* _Task list_
1 > According to the text on Singapore's Red Ensign, who laid the document creating the ensign before Parliament?
2 > List each requirement that the text on Singapore's Red Ensign says the Maritime and Port Authority of Singapore sets for flying it on Singaporean ships.
3 > Carry the text on Singapore's Red Ensign forward from its final sentence.

* _Selected passage_
----------

= Red Ensign of Singapore =

Maritime flag of Singapore

 Flag ratio: 1:2

The Red Ensign of Singapore is a civil ensign used by privately owned, non-military ships that are registered in Singapore. The overall design of the ensign is a modification of the national flag, with the ratio of the width to the length extended to 1:2. The ensign was created by law in 1966. The use of this ensign is regulated by the Maritime and Port Authority of Singapore (MPA). According to the MPA, the Red Ensign is the only ensign to be used on Singaporean civilian ships, and the national flag is not an acceptable substitute. The ensign must be hoisted on all Singaporean ships on entering or leaving port.

==History==
In 1966, a year after Singapore's independence from Malaysia, a document entitled Singapore Merchant Marine Ensign and numbered Misc. 5 of 1966, was laid before Parliament on 6 September 1966 by the Deputy Prime Minister. The document created a civil ensign that was to be used on ships registered in Singapore. The Red Ensign has been in use since then.

----------

Saved entries
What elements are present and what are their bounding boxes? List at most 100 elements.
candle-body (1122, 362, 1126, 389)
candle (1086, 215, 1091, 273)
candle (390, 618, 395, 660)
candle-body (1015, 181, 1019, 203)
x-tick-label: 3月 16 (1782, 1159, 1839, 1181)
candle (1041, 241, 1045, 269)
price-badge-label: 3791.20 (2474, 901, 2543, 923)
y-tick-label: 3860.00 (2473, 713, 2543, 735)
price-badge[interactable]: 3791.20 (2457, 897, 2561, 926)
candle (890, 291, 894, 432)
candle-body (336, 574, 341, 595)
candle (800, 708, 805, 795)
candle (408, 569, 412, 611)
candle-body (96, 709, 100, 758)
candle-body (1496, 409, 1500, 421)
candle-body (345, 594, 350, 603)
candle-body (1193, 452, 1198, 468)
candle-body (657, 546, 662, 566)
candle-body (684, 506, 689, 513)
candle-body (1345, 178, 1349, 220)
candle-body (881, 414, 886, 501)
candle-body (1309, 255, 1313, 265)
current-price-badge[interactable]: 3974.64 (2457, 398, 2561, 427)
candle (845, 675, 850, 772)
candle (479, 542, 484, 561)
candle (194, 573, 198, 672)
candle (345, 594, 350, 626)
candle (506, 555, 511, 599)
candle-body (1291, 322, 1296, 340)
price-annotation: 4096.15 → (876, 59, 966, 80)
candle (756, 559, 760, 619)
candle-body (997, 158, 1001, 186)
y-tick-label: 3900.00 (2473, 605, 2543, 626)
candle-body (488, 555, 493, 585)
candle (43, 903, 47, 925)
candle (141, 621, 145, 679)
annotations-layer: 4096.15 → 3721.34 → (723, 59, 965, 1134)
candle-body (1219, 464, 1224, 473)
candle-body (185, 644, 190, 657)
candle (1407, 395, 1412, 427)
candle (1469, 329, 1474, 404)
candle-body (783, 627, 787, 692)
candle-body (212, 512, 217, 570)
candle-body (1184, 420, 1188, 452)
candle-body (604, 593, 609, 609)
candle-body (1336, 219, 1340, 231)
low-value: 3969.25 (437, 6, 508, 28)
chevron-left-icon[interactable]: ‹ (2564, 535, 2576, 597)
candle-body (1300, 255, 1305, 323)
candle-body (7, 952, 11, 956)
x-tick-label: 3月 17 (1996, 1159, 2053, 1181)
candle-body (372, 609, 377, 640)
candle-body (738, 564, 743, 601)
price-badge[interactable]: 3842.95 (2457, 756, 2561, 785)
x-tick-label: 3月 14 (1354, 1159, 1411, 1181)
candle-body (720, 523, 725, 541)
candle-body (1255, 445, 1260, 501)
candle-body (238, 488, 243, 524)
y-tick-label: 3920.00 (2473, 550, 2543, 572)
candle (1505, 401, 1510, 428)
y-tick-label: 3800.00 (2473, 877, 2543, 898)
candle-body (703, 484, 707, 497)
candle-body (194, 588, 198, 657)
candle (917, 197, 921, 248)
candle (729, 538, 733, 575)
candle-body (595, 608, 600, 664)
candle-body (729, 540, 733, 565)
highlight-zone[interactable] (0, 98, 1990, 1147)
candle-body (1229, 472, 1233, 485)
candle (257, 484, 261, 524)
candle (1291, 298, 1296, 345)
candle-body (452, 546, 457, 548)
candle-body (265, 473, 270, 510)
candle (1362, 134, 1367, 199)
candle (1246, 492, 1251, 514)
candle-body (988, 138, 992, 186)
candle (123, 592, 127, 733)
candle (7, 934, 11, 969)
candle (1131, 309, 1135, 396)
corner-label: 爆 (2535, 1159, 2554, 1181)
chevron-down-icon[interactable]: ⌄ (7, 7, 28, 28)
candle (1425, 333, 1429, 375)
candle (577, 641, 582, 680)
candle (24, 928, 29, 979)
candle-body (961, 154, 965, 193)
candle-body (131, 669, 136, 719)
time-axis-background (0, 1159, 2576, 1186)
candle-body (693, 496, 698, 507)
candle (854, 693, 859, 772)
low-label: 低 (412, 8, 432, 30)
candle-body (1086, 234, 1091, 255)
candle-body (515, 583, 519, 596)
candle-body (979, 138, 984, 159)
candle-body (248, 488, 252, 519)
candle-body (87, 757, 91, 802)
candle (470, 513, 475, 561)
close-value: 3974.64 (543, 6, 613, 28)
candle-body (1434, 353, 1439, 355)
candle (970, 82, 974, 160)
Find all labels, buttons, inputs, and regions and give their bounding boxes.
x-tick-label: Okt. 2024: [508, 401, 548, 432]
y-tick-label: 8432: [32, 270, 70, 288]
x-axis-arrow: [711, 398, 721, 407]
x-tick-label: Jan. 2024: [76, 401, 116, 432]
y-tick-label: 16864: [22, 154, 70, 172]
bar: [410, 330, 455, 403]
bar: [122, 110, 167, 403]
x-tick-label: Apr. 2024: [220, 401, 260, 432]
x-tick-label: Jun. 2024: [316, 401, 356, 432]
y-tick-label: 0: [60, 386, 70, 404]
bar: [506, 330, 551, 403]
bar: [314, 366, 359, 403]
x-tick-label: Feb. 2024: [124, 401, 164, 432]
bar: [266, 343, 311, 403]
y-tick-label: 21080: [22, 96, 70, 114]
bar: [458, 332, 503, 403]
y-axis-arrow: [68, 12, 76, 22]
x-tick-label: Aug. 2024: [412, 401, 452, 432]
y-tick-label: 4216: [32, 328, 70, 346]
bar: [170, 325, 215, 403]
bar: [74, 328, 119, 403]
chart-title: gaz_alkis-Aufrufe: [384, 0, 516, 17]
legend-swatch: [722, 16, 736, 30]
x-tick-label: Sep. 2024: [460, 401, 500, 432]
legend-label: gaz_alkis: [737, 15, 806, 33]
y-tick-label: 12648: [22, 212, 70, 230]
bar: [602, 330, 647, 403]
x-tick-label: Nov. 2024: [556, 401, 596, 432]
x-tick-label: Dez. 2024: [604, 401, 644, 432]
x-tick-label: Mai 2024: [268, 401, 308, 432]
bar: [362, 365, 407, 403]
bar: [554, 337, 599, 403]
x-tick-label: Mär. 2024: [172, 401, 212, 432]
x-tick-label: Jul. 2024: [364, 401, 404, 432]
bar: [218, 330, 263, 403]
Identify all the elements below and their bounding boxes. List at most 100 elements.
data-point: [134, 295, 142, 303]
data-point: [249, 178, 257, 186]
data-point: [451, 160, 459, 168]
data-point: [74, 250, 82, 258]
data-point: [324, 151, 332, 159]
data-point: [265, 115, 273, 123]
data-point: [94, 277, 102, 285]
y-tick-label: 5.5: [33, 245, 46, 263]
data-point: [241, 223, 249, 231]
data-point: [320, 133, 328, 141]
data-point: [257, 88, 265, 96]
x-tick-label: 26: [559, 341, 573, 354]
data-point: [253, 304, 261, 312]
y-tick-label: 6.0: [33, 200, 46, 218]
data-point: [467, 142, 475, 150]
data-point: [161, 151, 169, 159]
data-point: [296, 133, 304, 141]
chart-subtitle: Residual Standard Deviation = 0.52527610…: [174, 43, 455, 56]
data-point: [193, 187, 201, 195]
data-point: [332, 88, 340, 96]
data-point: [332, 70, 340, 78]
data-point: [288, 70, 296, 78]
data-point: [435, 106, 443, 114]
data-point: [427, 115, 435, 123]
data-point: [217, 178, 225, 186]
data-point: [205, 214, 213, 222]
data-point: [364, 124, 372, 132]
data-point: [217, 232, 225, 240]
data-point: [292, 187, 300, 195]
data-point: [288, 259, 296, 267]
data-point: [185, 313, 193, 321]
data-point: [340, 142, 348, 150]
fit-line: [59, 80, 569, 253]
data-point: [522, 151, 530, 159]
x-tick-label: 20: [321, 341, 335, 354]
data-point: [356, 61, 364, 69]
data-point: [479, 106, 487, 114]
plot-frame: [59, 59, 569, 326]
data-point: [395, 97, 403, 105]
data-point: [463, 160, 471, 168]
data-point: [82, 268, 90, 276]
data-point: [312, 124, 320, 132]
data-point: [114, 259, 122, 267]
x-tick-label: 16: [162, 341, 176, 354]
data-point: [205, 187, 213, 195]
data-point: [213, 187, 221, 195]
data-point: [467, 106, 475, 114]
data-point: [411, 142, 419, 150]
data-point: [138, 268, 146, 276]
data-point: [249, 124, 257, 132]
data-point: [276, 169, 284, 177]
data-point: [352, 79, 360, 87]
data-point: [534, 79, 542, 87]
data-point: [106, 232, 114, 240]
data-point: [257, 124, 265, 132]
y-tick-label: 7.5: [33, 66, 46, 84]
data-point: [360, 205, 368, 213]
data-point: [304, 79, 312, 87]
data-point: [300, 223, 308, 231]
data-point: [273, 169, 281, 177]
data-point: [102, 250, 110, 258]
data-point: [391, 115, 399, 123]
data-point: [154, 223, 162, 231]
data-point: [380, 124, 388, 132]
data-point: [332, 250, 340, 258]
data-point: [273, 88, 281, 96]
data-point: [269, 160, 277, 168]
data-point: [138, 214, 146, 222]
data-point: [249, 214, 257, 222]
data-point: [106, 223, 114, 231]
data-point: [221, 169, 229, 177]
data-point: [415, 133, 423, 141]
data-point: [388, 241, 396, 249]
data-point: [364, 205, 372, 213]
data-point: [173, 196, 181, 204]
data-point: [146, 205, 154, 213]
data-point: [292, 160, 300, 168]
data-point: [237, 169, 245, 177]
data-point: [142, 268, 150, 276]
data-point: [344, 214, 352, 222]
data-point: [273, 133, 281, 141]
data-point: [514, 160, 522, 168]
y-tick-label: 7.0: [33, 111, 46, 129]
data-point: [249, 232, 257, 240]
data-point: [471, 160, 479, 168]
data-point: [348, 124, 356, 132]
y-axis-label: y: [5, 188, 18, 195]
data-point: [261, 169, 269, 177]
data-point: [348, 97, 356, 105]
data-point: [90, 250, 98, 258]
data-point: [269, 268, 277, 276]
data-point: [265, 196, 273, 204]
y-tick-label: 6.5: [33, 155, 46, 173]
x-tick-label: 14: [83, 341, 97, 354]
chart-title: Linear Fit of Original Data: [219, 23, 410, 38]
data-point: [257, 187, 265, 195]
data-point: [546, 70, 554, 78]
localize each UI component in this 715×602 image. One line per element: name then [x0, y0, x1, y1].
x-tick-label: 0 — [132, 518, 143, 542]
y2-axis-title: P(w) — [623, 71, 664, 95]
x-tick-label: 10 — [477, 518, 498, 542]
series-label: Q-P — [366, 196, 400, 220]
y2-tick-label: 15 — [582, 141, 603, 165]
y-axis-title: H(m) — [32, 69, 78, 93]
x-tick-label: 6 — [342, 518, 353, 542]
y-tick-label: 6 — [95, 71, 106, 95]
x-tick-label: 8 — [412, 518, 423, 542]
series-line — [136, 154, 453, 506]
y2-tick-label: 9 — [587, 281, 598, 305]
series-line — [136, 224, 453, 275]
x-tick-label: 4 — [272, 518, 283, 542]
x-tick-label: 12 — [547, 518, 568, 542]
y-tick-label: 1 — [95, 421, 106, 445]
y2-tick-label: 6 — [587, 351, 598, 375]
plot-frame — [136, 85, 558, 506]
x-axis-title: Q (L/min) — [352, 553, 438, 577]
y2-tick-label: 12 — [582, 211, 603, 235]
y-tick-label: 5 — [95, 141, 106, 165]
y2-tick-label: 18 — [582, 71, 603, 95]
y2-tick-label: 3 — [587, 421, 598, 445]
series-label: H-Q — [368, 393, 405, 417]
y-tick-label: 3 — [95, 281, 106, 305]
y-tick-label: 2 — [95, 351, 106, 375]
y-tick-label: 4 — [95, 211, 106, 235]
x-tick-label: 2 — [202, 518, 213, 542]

----------

* _Your written answers_
1 > The Deputy Prime Minister.

2 >
- The Red Ensign is the only ensign to be used on Singaporean civilian ships.
- The national flag is not an acceptable substitute.
- The ensign must be hoisted on all Singaporean ships on entering or leaving port.

3 >
==Design==
According to the Parliamentary paper Misc. 5 of 1966, the background of the ensign is red with the ratio of its width to its length being one by two. In contrast, the ratio of the national flag of Singapore is two by three. In the centre of the ensign is a white ring, which surrounds a crescent and five stars also coloured white. The five stars are arranged such that they form a pentagon in the middle. The crescent and stars are taken from the national flag, although in the ensign the crescent appears underneath rather than to the left of the stars, similar to the national coat of arms. According to a 1999 circular National Colours for Singapore Ships issued by the Maritime and Port Authority of Singapore (MPA), the red colour of the civil ensign is the same as that of the national flag. The shade of red has been defined by the Ministry of Information, Communications and the Arts as Pantone 032.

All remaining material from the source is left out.